- **TO DO**: Say how many lines contain the string "محمد". Give no other output.

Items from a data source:
-*-*-

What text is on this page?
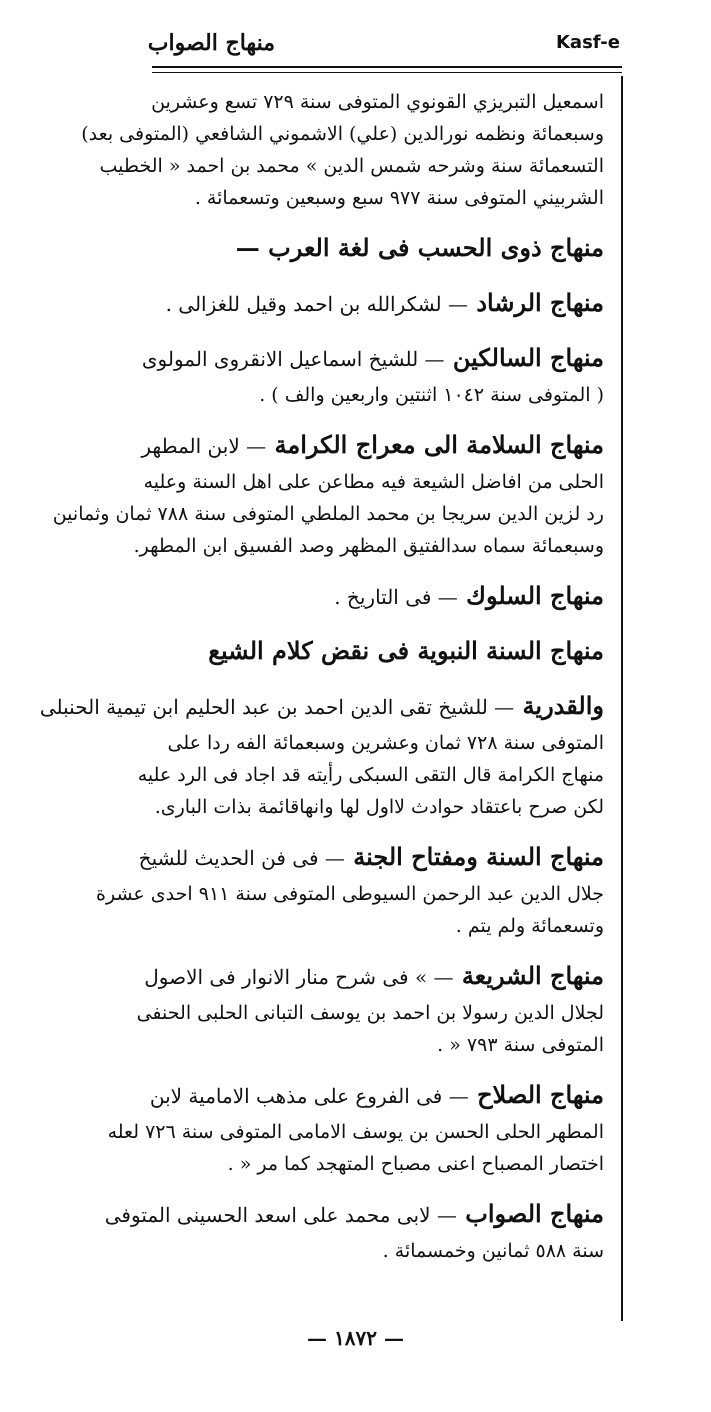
منهاج الصواب	Kasf-e
اسمعيل التبريزي القونوي المتوفى سنة ٧٢٩ تسع وعشرين
وسبعمائة ونظمه نورالدين (علي) الاشموني الشافعي (المتوفى بعد)
التسعمائة سنة وشرحه شمس الدين » محمد بن احمد « الخطيب
الشربيني المتوفى سنة ٩٧٧ سبع وسبعين وتسعمائة .
منهاج ذوى الحسب فى لغة العرب —
منهاج الرشاد — لشكرالله بن احمد وقيل للغزالى .
منهاج السالكين — للشيخ اسماعيل الانقروى المولوى
( المتوفى سنة ١٠٤٢ اثنتين واربعين والف ) .
منهاج السلامة الى معراج الكرامة — لابن المطهر
الحلى من افاضل الشيعة فيه مطاعن على اهل السنة وعليه
رد لزين الدين سريجا بن محمد الملطي المتوفى سنة ٧٨٨ ثمان وثمانين
وسبعمائة سماه سدالفتيق المظهر وصد الفسيق ابن المطهر.
منهاج السلوك — فى التاريخ .
منهاج السنة النبوية فى نقض كلام الشيع
والقدرية — للشيخ تقى الدين احمد بن عبد الحليم ابن تيمية الحنبلى
المتوفى سنة ٧٢٨ ثمان وعشرين وسبعمائة الفه ردا على
منهاج الكرامة قال التقى السبكى رأيته قد اجاد فى الرد عليه
لكن صرح باعتقاد حوادث لااول لها وانهاقائمة بذات البارى.
منهاج السنة ومفتاح الجنة — فى فن الحديث للشيخ
جلال الدين عبد الرحمن السيوطى المتوفى سنة ٩١١ احدى عشرة
وتسعمائة ولم يتم .
منهاج الشريعة — » فى شرح منار الانوار فى الاصول
لجلال الدين رسولا بن احمد بن يوسف التبانى الحلبى الحنفى
المتوفى سنة ٧٩٣ « .
منهاج الصلاح — فى الفروع على مذهب الامامية لابن
المطهر الحلى الحسن بن يوسف الامامى المتوفى سنة ٧٢٦ لعله
اختصار المصباح اعنى مصباح المتهجد كما مر « .
منهاج الصواب — لابى محمد على اسعد الحسينى المتوفى
سنة ٥٨٨ ثمانين وخمسمائة .
— ١٨٧٢ —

-*-*-

- **WORKED SOLUTION**: 3